To do ▸ Extract each line where the string "name" shows up.

— start of Data —

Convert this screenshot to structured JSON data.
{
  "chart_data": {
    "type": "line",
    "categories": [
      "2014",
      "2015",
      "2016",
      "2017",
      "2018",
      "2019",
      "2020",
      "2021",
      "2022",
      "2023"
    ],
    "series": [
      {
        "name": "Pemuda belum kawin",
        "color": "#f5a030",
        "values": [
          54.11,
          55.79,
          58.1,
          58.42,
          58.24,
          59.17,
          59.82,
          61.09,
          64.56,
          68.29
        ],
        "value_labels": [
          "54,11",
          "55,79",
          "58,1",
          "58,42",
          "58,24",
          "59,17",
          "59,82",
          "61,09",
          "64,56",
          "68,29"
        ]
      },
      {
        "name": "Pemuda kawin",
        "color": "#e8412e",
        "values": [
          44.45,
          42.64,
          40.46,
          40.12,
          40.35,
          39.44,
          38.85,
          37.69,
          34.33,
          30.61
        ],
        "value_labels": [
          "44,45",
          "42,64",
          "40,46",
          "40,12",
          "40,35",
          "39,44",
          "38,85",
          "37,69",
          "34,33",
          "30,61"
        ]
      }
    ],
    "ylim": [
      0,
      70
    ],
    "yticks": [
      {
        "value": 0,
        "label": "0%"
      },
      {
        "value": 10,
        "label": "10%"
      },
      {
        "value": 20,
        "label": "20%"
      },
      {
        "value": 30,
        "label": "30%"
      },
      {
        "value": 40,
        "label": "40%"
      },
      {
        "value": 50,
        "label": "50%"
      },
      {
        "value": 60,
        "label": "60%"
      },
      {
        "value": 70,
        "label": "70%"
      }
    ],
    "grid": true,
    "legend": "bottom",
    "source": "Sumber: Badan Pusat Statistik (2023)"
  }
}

— end of Data —

Final answer ▸
        "name": "Pemuda belum kawin",
        "name": "Pemuda kawin",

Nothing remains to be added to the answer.